## [Items from a dataset]
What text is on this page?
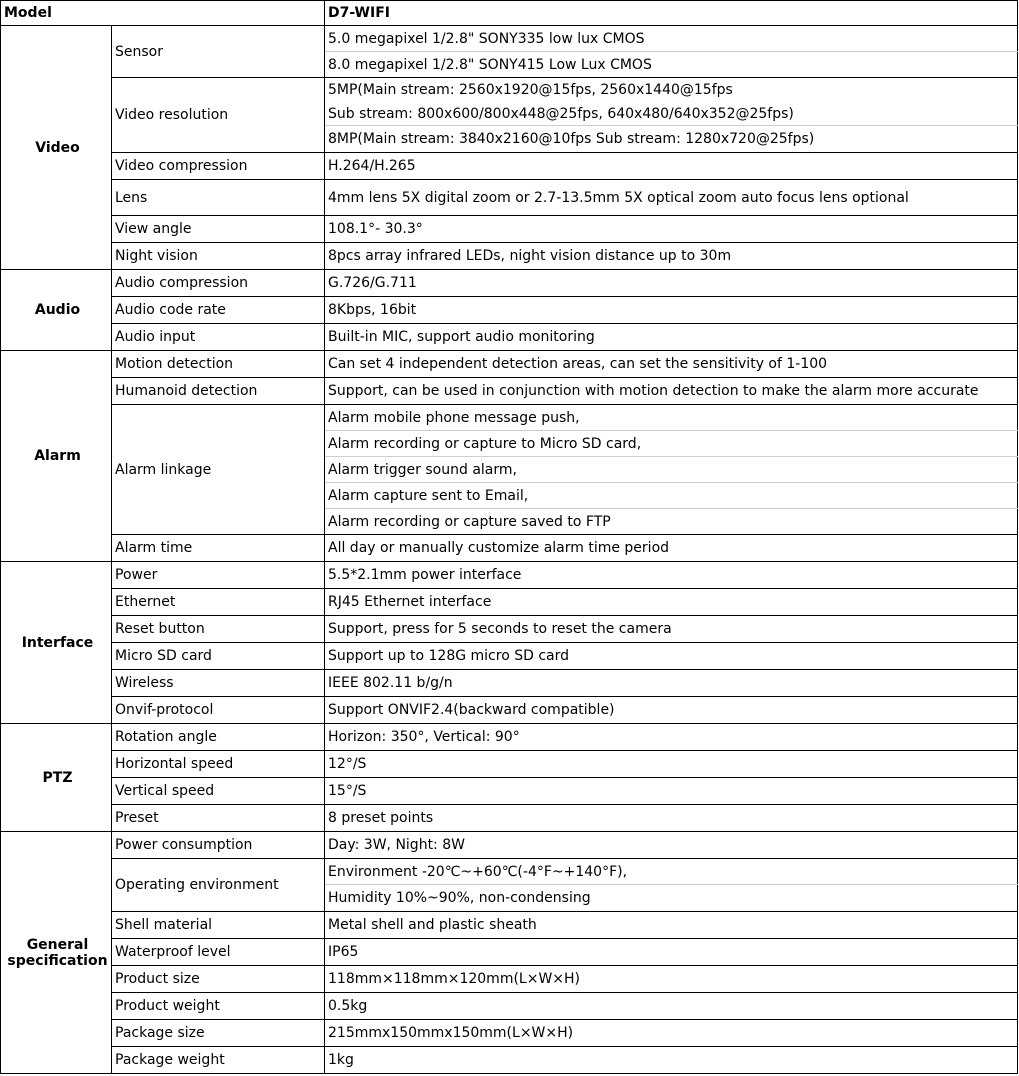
Model		D7-WIFI
Video	Sensor	5.0 megapixel 1/2.8" SONY335 low lux CMOS
		8.0 megapixel 1/2.8" SONY415 Low Lux CMOS
	Video resolution	5MP(Main stream: 2560x1920@15fps, 2560x1440@15fps
		Sub stream: 800x600/800x448@25fps, 640x480/640x352@25fps)
		8MP(Main stream: 3840x2160@10fps Sub stream: 1280x720@25fps)
	Video compression	H.264/H.265
	Lens	4mm lens 5X digital zoom or 2.7-13.5mm 5X optical zoom auto focus lens optional
	View angle	108.1°- 30.3°
	Night vision	8pcs array infrared LEDs, night vision distance up to 30m
Audio	Audio compression	G.726/G.711
	Audio code rate	8Kbps, 16bit
	Audio input	Built-in MIC, support audio monitoring
Alarm	Motion detection	Can set 4 independent detection areas, can set the sensitivity of 1-100
	Humanoid detection	Support, can be used in conjunction with motion detection to make the alarm more accurate
	Alarm linkage	Alarm mobile phone message push,
		Alarm recording or capture to Micro SD card,
		Alarm trigger sound alarm,
		Alarm capture sent to Email,
		Alarm recording or capture saved to FTP
	Alarm time	All day or manually customize alarm time period
Interface	Power	5.5*2.1mm power interface
	Ethernet	RJ45 Ethernet interface
	Reset button	Support, press for 5 seconds to reset the camera
	Micro SD card	Support up to 128G micro SD card
	Wireless	IEEE 802.11 b/g/n
	Onvif-protocol	Support ONVIF2.4(backward compatible)
PTZ	Rotation angle	Horizon: 350°, Vertical: 90°
	Horizontal speed	12°/S
	Vertical speed	15°/S
	Preset	8 preset points

General
specification	Power consumption	Day: 3W, Night: 8W
	Operating environment	Environment -20℃~+60℃(-4°F~+140°F),
		Humidity 10%~90%, non-condensing
	Shell material	Metal shell and plastic sheath
	Waterproof level	IP65
	Product size	118mm×118mm×120mm(L×W×H)
	Product weight	0.5kg
	Package size	215mmx150mmx150mm(L×W×H)
	Package weight	1kg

## [Prompt]
Repeat the data exactly, dropping every picture it holds.

## [Result of the task]
What text is on this page?
Model		D7-WIFI
Video	Sensor	5.0 megapixel 1/2.8" SONY335 low lux CMOS
		8.0 megapixel 1/2.8" SONY415 Low Lux CMOS
	Video resolution	5MP(Main stream: 2560x1920@15fps, 2560x1440@15fps
		Sub stream: 800x600/800x448@25fps, 640x480/640x352@25fps)
		8MP(Main stream: 3840x2160@10fps Sub stream: 1280x720@25fps)
	Video compression	H.264/H.265
	Lens	4mm lens 5X digital zoom or 2.7-13.5mm 5X optical zoom auto focus lens optional
	View angle	108.1°- 30.3°
	Night vision	8pcs array infrared LEDs, night vision distance up to 30m
Audio	Audio compression	G.726/G.711
	Audio code rate	8Kbps, 16bit
	Audio input	Built-in MIC, support audio monitoring
Alarm	Motion detection	Can set 4 independent detection areas, can set the sensitivity of 1-100
	Humanoid detection	Support, can be used in conjunction with motion detection to make the alarm more accurate
	Alarm linkage	Alarm mobile phone message push,
		Alarm recording or capture to Micro SD card,
		Alarm trigger sound alarm,
		Alarm capture sent to Email,
		Alarm recording or capture saved to FTP
	Alarm time	All day or manually customize alarm time period
Interface	Power	5.5*2.1mm power interface
	Ethernet	RJ45 Ethernet interface
	Reset button	Support, press for 5 seconds to reset the camera
	Micro SD card	Support up to 128G micro SD card
	Wireless	IEEE 802.11 b/g/n
	Onvif-protocol	Support ONVIF2.4(backward compatible)
PTZ	Rotation angle	Horizon: 350°, Vertical: 90°
	Horizontal speed	12°/S
	Vertical speed	15°/S
	Preset	8 preset points

General
specification	Power consumption	Day: 3W, Night: 8W
	Operating environment	Environment -20℃~+60℃(-4°F~+140°F),
		Humidity 10%~90%, non-condensing
	Shell material	Metal shell and plastic sheath
	Waterproof level	IP65
	Product size	118mm×118mm×120mm(L×W×H)
	Product weight	0.5kg
	Package size	215mmx150mmx150mm(L×W×H)
	Package weight	1kg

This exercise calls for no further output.